** start EXCERPTED RECORDS **

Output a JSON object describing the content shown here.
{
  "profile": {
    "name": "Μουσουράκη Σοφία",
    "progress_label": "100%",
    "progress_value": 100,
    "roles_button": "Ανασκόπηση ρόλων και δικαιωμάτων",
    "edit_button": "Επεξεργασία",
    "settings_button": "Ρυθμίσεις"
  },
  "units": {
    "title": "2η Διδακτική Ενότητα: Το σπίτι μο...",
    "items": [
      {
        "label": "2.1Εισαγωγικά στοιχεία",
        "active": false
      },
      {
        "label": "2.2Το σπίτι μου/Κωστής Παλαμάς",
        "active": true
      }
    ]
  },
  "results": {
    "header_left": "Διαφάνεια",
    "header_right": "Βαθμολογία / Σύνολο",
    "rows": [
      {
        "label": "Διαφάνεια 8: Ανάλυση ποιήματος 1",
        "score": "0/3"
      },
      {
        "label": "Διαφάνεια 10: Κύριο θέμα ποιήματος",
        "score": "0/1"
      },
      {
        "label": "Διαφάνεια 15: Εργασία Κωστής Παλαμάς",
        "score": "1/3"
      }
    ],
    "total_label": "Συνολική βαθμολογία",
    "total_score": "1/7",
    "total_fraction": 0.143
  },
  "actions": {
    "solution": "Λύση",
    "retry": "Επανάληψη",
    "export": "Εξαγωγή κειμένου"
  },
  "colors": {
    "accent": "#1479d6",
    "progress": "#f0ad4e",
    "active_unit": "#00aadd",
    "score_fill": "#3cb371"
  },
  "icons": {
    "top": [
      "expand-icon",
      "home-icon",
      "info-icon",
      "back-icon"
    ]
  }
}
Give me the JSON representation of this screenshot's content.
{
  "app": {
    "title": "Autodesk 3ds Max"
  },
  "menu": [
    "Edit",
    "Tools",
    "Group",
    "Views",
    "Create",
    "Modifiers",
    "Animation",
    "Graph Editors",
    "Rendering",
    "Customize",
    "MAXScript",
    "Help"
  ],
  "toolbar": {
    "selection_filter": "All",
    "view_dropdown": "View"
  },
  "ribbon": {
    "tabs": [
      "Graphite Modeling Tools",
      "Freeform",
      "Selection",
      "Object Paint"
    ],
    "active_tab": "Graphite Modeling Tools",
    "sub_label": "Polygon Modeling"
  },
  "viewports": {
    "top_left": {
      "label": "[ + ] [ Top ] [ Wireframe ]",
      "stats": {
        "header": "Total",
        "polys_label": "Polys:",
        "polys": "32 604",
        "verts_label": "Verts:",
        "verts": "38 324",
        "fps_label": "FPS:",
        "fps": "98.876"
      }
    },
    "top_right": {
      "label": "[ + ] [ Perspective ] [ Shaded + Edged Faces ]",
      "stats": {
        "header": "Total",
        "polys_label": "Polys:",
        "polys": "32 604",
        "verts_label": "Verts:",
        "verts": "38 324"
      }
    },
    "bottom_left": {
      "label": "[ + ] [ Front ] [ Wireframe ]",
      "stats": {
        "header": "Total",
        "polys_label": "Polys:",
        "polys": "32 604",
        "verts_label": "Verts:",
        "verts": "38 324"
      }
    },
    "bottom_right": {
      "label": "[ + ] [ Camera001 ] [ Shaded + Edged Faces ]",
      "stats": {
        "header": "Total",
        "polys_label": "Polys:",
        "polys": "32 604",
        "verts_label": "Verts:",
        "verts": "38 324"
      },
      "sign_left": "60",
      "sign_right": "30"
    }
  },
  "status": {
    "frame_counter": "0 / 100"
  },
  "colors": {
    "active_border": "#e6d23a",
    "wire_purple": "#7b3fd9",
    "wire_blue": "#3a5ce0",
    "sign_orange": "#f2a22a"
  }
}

** end EXCERPTED RECORDS **

▸ YOUR GOAL:
Which lines contain the word "Faces"? Copy each one.

▸ FINISHED ANSWER:
      "label": "[ + ] [ Perspective ] [ Shaded + Edged Faces ]",
      "label": "[ + ] [ Camera001 ] [ Shaded + Edged Faces ]",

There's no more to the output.